▸ **STORED DATA**
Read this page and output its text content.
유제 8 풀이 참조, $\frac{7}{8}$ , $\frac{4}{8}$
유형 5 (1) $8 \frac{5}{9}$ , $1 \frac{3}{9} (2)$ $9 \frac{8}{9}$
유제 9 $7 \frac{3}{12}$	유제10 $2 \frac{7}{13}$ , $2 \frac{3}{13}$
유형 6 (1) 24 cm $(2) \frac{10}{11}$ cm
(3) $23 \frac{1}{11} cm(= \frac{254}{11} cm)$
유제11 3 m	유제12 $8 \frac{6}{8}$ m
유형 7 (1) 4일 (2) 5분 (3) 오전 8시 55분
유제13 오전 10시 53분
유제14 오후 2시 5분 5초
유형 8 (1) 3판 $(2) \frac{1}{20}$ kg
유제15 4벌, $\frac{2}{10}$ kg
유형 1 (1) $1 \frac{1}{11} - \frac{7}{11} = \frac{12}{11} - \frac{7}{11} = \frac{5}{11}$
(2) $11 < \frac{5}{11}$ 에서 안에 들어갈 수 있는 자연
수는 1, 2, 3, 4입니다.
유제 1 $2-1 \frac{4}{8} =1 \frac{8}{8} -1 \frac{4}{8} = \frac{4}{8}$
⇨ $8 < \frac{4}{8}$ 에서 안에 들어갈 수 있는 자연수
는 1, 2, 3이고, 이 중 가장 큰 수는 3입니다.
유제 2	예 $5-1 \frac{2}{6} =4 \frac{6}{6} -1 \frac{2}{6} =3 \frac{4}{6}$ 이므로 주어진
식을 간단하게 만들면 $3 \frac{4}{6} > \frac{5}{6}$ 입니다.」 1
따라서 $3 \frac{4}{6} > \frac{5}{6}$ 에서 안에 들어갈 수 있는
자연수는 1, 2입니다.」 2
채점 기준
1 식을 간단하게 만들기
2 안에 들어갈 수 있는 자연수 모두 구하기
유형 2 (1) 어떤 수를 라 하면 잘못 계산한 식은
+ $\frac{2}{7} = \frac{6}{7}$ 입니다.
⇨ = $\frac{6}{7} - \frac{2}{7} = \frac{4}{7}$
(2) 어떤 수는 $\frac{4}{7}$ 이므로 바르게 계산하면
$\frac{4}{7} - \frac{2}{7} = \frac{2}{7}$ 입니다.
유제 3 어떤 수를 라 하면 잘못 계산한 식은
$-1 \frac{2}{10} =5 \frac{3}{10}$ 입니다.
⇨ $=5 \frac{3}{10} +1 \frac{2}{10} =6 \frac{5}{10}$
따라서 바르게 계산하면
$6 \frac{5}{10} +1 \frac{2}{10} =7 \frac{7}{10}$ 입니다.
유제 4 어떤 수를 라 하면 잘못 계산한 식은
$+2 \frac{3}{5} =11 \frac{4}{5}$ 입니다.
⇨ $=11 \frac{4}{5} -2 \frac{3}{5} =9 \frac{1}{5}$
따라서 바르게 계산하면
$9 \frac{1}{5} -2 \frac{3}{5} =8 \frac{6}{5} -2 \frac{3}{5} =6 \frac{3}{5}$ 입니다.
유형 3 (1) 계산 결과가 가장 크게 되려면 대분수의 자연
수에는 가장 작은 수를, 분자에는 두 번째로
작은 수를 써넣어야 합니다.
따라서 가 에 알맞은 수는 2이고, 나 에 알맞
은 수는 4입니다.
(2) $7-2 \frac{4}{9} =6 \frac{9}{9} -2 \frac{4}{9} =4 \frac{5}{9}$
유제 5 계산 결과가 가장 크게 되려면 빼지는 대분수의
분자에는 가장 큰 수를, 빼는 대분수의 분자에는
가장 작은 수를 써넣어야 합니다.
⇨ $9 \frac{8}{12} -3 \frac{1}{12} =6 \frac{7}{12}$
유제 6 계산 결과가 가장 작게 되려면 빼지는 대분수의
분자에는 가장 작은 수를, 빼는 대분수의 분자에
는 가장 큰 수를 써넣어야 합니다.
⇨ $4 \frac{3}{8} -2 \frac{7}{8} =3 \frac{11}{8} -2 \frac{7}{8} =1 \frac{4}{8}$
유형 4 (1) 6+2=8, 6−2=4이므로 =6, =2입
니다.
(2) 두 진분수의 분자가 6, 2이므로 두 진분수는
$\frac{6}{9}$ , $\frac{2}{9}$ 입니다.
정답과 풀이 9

==

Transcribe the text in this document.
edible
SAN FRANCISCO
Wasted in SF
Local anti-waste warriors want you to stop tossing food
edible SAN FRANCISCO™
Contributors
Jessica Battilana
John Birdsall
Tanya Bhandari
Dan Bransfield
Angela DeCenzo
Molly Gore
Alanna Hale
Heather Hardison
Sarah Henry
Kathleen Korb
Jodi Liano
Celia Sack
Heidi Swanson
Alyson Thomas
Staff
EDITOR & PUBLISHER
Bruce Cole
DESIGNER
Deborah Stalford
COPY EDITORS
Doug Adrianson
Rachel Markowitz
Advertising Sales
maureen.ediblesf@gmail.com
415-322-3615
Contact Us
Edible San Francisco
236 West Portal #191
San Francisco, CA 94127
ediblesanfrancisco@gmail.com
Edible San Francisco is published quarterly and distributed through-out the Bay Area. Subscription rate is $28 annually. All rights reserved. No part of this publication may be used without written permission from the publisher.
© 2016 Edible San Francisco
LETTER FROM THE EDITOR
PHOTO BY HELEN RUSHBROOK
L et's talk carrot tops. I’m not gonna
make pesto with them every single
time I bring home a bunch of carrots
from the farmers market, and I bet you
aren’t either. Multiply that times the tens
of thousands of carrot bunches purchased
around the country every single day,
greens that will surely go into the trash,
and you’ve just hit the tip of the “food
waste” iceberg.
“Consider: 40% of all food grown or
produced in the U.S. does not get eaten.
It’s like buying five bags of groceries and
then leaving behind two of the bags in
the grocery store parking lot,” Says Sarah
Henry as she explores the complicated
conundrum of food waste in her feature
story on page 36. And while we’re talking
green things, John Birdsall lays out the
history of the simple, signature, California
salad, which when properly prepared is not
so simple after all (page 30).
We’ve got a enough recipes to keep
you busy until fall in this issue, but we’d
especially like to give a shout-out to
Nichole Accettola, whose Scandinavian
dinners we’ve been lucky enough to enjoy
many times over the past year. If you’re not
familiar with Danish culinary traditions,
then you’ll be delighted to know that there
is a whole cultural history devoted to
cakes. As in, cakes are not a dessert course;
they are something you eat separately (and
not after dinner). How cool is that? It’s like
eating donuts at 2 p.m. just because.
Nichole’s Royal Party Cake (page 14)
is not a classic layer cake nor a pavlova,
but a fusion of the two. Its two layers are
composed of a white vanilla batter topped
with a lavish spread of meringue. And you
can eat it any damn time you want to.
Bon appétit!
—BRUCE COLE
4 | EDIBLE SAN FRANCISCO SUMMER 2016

▸ **TASK DETAILS**
Locate the lines above that contain "enough" and copy them.

▸ **COMPLETE RESPONSE**
We’ve got a enough recipes to keep
dinners we’ve been lucky enough to enjoy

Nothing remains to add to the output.